Dataset rows
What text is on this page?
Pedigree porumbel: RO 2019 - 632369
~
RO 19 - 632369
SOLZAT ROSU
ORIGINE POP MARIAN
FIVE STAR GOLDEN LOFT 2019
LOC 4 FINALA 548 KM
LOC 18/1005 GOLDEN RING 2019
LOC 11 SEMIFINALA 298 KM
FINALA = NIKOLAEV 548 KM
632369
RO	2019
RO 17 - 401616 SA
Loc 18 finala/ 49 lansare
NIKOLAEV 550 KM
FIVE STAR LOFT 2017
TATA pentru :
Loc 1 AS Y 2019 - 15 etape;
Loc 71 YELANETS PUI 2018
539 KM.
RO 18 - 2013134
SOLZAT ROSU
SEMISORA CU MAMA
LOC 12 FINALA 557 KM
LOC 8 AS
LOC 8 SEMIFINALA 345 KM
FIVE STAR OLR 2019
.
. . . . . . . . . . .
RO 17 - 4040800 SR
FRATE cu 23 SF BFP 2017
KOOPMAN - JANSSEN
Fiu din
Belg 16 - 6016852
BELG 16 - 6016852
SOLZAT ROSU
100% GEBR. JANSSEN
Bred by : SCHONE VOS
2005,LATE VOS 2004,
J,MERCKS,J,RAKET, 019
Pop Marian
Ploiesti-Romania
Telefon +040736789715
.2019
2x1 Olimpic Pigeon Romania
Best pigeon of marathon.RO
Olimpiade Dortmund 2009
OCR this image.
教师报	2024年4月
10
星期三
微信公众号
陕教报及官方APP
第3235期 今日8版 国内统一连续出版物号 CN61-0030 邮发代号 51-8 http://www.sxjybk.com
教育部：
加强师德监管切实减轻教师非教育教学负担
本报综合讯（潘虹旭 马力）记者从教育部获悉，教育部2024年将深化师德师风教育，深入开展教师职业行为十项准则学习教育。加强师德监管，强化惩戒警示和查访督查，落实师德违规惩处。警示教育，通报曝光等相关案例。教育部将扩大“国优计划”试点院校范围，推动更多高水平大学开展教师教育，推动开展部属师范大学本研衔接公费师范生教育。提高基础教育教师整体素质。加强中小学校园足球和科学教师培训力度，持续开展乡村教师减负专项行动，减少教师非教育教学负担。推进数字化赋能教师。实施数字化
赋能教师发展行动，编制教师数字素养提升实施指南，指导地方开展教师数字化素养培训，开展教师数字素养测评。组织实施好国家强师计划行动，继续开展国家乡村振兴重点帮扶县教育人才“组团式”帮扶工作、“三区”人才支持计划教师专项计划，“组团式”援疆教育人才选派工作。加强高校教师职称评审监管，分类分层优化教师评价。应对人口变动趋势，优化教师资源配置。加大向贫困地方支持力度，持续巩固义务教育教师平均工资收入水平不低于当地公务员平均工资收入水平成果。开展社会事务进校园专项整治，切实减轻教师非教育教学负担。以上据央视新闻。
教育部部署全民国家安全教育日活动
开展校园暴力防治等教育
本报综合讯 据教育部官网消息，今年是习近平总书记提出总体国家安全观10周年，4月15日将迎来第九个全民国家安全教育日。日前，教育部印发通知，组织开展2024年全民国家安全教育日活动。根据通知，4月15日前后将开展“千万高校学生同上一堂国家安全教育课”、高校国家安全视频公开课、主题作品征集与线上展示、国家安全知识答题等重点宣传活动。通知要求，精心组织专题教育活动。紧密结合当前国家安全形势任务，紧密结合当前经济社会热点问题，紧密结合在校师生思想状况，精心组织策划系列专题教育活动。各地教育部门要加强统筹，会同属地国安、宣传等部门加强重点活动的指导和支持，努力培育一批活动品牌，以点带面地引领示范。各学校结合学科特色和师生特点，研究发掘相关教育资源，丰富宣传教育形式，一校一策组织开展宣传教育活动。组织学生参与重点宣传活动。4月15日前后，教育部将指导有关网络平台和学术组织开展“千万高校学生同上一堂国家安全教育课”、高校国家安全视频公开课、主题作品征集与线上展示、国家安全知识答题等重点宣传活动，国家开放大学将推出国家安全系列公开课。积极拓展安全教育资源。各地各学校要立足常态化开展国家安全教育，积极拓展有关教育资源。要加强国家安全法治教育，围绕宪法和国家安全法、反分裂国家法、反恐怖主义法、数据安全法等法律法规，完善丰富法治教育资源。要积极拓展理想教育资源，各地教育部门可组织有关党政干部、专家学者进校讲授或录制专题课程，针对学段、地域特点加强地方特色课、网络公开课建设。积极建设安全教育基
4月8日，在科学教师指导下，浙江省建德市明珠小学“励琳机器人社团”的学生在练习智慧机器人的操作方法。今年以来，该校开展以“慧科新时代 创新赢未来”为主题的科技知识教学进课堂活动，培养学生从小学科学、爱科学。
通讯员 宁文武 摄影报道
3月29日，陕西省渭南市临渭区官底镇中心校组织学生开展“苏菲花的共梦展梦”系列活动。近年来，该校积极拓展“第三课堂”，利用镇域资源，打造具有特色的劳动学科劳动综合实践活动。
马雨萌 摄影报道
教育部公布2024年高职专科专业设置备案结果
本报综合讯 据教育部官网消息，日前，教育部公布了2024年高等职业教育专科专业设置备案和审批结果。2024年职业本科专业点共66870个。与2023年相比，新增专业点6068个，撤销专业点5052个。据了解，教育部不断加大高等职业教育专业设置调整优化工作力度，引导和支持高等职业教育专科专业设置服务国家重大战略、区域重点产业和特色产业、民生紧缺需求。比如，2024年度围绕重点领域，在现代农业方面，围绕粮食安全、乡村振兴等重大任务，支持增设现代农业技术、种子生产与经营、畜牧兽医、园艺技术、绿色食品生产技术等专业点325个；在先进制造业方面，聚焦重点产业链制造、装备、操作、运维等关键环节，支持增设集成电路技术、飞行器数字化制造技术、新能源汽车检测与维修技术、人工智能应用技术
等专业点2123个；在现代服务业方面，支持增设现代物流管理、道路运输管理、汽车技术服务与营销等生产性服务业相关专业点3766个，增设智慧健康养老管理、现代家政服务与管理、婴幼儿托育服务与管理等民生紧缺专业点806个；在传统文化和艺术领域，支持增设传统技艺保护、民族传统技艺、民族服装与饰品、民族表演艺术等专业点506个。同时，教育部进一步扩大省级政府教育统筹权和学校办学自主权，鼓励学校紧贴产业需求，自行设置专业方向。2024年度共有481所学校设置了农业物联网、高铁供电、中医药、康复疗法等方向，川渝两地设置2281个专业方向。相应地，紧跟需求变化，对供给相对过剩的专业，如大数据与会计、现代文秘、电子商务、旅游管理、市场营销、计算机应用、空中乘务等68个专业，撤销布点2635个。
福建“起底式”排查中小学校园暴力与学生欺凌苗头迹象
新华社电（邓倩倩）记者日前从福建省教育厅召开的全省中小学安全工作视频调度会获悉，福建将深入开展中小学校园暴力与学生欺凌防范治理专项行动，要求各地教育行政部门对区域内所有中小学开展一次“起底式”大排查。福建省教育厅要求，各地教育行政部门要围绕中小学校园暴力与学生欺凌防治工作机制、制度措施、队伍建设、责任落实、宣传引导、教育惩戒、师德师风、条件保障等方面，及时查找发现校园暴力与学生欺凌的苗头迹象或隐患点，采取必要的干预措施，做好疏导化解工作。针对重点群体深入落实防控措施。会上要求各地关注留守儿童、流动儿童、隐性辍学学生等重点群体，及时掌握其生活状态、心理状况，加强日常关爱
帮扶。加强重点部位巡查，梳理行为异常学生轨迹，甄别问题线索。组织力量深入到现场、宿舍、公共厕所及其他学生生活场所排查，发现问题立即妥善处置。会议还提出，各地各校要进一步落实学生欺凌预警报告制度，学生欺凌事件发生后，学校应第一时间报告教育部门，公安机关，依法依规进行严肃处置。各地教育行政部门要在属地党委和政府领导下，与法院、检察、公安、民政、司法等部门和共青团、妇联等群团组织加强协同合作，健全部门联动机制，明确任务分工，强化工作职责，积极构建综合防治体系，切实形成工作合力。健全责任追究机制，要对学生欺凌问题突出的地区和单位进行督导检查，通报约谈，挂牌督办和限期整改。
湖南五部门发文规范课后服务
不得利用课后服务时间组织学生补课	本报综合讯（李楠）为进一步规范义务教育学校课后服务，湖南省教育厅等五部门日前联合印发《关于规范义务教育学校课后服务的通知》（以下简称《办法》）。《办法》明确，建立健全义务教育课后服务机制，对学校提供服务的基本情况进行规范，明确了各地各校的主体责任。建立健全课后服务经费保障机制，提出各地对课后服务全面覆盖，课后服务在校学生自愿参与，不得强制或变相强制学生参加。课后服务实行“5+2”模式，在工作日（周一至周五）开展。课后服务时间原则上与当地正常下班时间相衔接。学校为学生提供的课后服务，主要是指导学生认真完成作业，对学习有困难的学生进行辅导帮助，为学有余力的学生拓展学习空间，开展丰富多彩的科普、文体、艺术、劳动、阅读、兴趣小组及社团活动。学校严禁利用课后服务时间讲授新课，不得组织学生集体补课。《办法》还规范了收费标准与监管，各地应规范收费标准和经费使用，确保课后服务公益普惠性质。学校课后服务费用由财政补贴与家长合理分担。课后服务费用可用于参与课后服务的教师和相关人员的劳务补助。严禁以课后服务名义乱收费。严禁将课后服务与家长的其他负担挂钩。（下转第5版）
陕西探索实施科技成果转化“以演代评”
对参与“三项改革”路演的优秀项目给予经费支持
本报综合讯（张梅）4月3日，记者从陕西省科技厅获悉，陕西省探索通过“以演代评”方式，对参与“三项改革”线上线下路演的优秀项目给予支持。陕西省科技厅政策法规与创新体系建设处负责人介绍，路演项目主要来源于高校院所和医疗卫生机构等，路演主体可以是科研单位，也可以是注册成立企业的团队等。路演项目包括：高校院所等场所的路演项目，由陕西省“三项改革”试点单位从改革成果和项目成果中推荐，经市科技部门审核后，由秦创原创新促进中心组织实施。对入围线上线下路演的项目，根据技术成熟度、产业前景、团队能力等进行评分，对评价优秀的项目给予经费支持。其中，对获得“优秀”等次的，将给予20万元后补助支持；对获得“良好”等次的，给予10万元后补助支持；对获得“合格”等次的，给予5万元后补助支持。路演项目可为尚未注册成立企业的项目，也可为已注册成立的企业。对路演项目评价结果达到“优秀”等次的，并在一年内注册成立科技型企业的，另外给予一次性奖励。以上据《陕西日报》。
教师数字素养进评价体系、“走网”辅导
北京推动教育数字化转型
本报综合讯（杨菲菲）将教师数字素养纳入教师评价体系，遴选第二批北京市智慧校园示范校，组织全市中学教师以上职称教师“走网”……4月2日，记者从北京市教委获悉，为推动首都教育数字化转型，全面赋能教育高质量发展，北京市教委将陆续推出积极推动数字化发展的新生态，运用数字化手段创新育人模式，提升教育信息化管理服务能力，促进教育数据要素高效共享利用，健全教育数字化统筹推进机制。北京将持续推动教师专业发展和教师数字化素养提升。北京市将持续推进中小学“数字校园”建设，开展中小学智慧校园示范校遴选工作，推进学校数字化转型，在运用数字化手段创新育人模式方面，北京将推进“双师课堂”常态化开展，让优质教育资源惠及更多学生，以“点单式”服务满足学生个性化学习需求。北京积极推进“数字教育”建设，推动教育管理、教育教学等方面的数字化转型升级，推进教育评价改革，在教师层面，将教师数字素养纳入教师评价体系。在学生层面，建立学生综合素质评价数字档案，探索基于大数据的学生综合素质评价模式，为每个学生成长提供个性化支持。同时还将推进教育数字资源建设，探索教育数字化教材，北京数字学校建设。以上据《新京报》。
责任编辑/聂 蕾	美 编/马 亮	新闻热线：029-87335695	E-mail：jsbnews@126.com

## Short task
Go through the listing above and work out how many lines contain the string "this". Reply with the number alone.

## Written answer
2